#### Provided text ####

Map of life expectancy at birth from Global Education Project.

Sunday, November 14, 2021

Sunday Sermonette: Onomastics

No, it doesn't mean what you probably think it means, whatever that may be. It's the study of proper names.  The Tanakh/Old Testament is the source of most of the popular names for Christian as well as Jewish children. I haven't done any sort of a study, my observations are purely impressionistic, but it's interesting to think about which names are popular and which are not. Of course fashions change and it depends on time, place and culture. 


The supply of boy's names is much larger, since most of the stories focus on male exploits and many women are never named at all -- just So-And-So's wife or concubine. So most girl's names get used, from Eve to Sarah to Rachel and Leah, Miriam, Deborah, Naomi, Ruth . ..  Hagar is unheard of, I suppose because of her lowly status as a concubine, although God shows favor on her. A commenter has informed us that Zipporah is common in Israel, although it's pretty much unheard of in the English speaking world. Maybe because the nickname would have to be Zippy? That doesn't seem so bad, actually. Although Rahab is a heroine, it's easy to see that her profession is disqualifying. However, Delilah is not uncommon, although she is a pardigm of evil -- a manipulative seductress and betrayer. I think for the most part parents just like the sound of a name, without thinking about or even knowing the story behind it.

#### Material supplied ####

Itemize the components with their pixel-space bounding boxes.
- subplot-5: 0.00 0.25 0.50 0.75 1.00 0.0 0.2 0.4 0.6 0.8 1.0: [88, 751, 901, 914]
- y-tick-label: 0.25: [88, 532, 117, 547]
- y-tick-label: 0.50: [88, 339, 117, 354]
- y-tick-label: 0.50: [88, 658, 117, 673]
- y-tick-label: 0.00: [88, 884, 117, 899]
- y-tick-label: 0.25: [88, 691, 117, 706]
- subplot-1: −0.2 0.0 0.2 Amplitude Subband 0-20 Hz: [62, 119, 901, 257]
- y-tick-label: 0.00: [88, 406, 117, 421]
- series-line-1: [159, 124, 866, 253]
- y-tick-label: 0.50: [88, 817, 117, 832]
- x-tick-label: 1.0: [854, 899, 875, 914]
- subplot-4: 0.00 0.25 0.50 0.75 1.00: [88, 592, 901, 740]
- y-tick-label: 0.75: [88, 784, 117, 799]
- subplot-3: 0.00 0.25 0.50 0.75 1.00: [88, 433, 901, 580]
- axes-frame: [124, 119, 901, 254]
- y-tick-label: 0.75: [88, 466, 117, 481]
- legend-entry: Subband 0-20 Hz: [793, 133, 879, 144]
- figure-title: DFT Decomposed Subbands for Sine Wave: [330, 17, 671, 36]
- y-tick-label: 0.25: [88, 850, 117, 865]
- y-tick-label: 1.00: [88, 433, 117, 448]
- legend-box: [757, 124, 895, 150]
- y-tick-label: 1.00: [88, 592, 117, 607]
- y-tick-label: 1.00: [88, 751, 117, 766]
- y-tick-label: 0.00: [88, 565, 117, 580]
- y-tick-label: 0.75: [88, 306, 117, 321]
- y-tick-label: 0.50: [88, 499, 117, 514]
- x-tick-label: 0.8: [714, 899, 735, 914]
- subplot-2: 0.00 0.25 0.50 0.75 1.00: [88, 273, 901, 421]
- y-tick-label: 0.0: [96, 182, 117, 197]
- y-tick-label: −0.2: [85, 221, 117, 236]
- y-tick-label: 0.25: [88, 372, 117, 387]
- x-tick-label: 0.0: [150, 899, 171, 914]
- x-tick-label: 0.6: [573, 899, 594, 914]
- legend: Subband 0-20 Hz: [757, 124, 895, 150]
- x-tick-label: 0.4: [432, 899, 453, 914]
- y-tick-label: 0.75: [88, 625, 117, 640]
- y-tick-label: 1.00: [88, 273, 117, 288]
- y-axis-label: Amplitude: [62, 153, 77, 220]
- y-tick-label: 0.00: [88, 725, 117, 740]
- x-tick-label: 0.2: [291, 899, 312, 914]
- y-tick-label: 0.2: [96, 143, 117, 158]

####

**Complete the following**
1. Pull out the part of the Sunday Sermonette from "Sunday, November 14, 2021" to "place and culture." word for word.
2. In the Sunday Sermonette, where does a commenter say the name Zipporah is common?
3. Carry on the Sunday Sermonette from its last sentence.
You won't need the material here.

**Responses per task**
1.
Sunday, November 14, 2021

Sunday Sermonette: Onomastics

No, it doesn't mean what you probably think it means, whatever that may be. It's the study of proper names.  The Tanakh/Old Testament is the source of most of the popular names for Christian as well as Jewish children. I haven't done any sort of a study, my observations are purely impressionistic, but it's interesting to think about which names are popular and which are not. Of course fashions change and it depends on time, place and culture.

2. In Israel.

3.
 As for boy's names, there is a good deal more that could be said, and maybe I'll get to some of it. For now, I'll just say that I wonder why Boaz has never caught on. He's an attractive figure, both kind hearted and rich. On the other hand, Saul is a pretty popular Jewish name but Saul is very much in God's doghouse, and as a matter of fact in the next chapter it gets even worse. Saul also happens to be the original name of the founder of Christianity, before he changed it to Paul.

 Okay, in Chapter 21, David is fleeing for his life, he does what he has to do, including lying to a priest and obtaining consecrated bread under false pretenses. As we shall see, the consequences for the priest are ultimately fatal. I can't really fault him under the circumstances but I suppose this chapter is fodder for many a moral exegesis.

 

21 [a]David went to Nob, to Ahimelek the priest. Ahimelek trembled when he met him, and asked, “Why are you alone? Why is no one with you?”

David answered Ahimelek the priest, “The king sent me on a mission and said to me, ‘No one is to know anything about the mission I am sending you on.’ As for my men, I have told them to meet me at a certain place. Now then, what do you have on hand? Give me five loaves of bread, or whatever you can find.”

But the priest answered David, “I don’t have any ordinary bread on hand; however, there is some consecrated bread here—provided the men have kept themselves from women.”to

Commentators have tried to link this concept of consecrated bread to Exodus 19:15 in which Moses tells the men to abstain from sex before Yahweh appears on Mt. Sinai, but that has nothing to do with bread. In fact this is a de novo ritual, it doesn't have any connection to prior text.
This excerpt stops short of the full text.